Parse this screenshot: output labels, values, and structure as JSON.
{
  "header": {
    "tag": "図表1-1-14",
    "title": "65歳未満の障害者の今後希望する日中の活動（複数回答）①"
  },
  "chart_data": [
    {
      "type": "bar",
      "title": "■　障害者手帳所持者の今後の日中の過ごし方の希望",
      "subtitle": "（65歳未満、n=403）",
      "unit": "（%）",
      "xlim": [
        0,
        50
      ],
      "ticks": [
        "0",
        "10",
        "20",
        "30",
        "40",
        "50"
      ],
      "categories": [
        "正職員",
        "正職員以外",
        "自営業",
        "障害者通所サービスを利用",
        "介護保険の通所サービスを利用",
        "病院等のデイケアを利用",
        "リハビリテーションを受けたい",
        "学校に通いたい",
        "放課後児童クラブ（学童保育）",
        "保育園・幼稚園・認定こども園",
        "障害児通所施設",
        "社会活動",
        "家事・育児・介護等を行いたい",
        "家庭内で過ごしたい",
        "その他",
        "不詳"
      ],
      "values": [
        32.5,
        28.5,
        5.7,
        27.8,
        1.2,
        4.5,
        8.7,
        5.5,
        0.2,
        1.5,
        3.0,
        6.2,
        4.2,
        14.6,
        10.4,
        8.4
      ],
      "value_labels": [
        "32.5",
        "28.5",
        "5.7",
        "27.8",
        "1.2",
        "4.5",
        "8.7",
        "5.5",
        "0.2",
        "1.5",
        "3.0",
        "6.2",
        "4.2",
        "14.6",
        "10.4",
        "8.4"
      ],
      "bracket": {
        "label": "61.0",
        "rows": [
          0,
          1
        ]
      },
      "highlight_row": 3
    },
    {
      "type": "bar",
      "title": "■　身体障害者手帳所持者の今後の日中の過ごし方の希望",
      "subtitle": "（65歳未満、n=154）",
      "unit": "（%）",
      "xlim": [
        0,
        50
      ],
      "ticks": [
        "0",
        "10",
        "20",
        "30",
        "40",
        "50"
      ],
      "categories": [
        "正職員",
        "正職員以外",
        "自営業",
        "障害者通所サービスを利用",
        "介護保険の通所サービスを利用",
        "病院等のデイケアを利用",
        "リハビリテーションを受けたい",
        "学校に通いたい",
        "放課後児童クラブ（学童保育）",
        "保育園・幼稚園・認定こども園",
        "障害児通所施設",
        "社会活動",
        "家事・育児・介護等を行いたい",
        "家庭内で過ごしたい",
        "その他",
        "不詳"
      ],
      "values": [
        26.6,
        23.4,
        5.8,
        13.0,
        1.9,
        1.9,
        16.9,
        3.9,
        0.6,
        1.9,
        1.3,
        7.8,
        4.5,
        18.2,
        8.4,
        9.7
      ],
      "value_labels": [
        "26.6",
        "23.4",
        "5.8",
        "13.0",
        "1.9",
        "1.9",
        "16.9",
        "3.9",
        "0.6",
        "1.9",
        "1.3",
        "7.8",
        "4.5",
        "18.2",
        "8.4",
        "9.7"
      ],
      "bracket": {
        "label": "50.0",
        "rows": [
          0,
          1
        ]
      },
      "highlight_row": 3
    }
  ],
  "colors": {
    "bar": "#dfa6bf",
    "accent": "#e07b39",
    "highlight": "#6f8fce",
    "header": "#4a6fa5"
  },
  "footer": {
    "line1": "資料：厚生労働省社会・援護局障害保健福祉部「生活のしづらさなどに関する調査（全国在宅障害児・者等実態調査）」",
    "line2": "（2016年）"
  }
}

=-=-=

TASK TO COMPLETE:
Please output the complete data exactly.

REPLY TO THE TASK:
Parse this screenshot: output labels, values, and structure as JSON.
{
  "header": {
    "tag": "図表1-1-14",
    "title": "65歳未満の障害者の今後希望する日中の活動（複数回答）①"
  },
  "chart_data": [
    {
      "type": "bar",
      "title": "■　障害者手帳所持者の今後の日中の過ごし方の希望",
      "subtitle": "（65歳未満、n=403）",
      "unit": "（%）",
      "xlim": [
        0,
        50
      ],
      "ticks": [
        "0",
        "10",
        "20",
        "30",
        "40",
        "50"
      ],
      "categories": [
        "正職員",
        "正職員以外",
        "自営業",
        "障害者通所サービスを利用",
        "介護保険の通所サービスを利用",
        "病院等のデイケアを利用",
        "リハビリテーションを受けたい",
        "学校に通いたい",
        "放課後児童クラブ（学童保育）",
        "保育園・幼稚園・認定こども園",
        "障害児通所施設",
        "社会活動",
        "家事・育児・介護等を行いたい",
        "家庭内で過ごしたい",
        "その他",
        "不詳"
      ],
      "values": [
        32.5,
        28.5,
        5.7,
        27.8,
        1.2,
        4.5,
        8.7,
        5.5,
        0.2,
        1.5,
        3.0,
        6.2,
        4.2,
        14.6,
        10.4,
        8.4
      ],
      "value_labels": [
        "32.5",
        "28.5",
        "5.7",
        "27.8",
        "1.2",
        "4.5",
        "8.7",
        "5.5",
        "0.2",
        "1.5",
        "3.0",
        "6.2",
        "4.2",
        "14.6",
        "10.4",
        "8.4"
      ],
      "bracket": {
        "label": "61.0",
        "rows": [
          0,
          1
        ]
      },
      "highlight_row": 3
    },
    {
      "type": "bar",
      "title": "■　身体障害者手帳所持者の今後の日中の過ごし方の希望",
      "subtitle": "（65歳未満、n=154）",
      "unit": "（%）",
      "xlim": [
        0,
        50
      ],
      "ticks": [
        "0",
        "10",
        "20",
        "30",
        "40",
        "50"
      ],
      "categories": [
        "正職員",
        "正職員以外",
        "自営業",
        "障害者通所サービスを利用",
        "介護保険の通所サービスを利用",
        "病院等のデイケアを利用",
        "リハビリテーションを受けたい",
        "学校に通いたい",
        "放課後児童クラブ（学童保育）",
        "保育園・幼稚園・認定こども園",
        "障害児通所施設",
        "社会活動",
        "家事・育児・介護等を行いたい",
        "家庭内で過ごしたい",
        "その他",
        "不詳"
      ],
      "values": [
        26.6,
        23.4,
        5.8,
        13.0,
        1.9,
        1.9,
        16.9,
        3.9,
        0.6,
        1.9,
        1.3,
        7.8,
        4.5,
        18.2,
        8.4,
        9.7
      ],
      "value_labels": [
        "26.6",
        "23.4",
        "5.8",
        "13.0",
        "1.9",
        "1.9",
        "16.9",
        "3.9",
        "0.6",
        "1.9",
        "1.3",
        "7.8",
        "4.5",
        "18.2",
        "8.4",
        "9.7"
      ],
      "bracket": {
        "label": "50.0",
        "rows": [
          0,
          1
        ]
      },
      "highlight_row": 3
    }
  ],
  "colors": {
    "bar": "#dfa6bf",
    "accent": "#e07b39",
    "highlight": "#6f8fce",
    "header": "#4a6fa5"
  },
  "footer": {
    "line1": "資料：厚生労働省社会・援護局障害保健福祉部「生活のしづらさなどに関する調査（全国在宅障害児・者等実態調査）」",
    "line2": "（2016年）"
  }
}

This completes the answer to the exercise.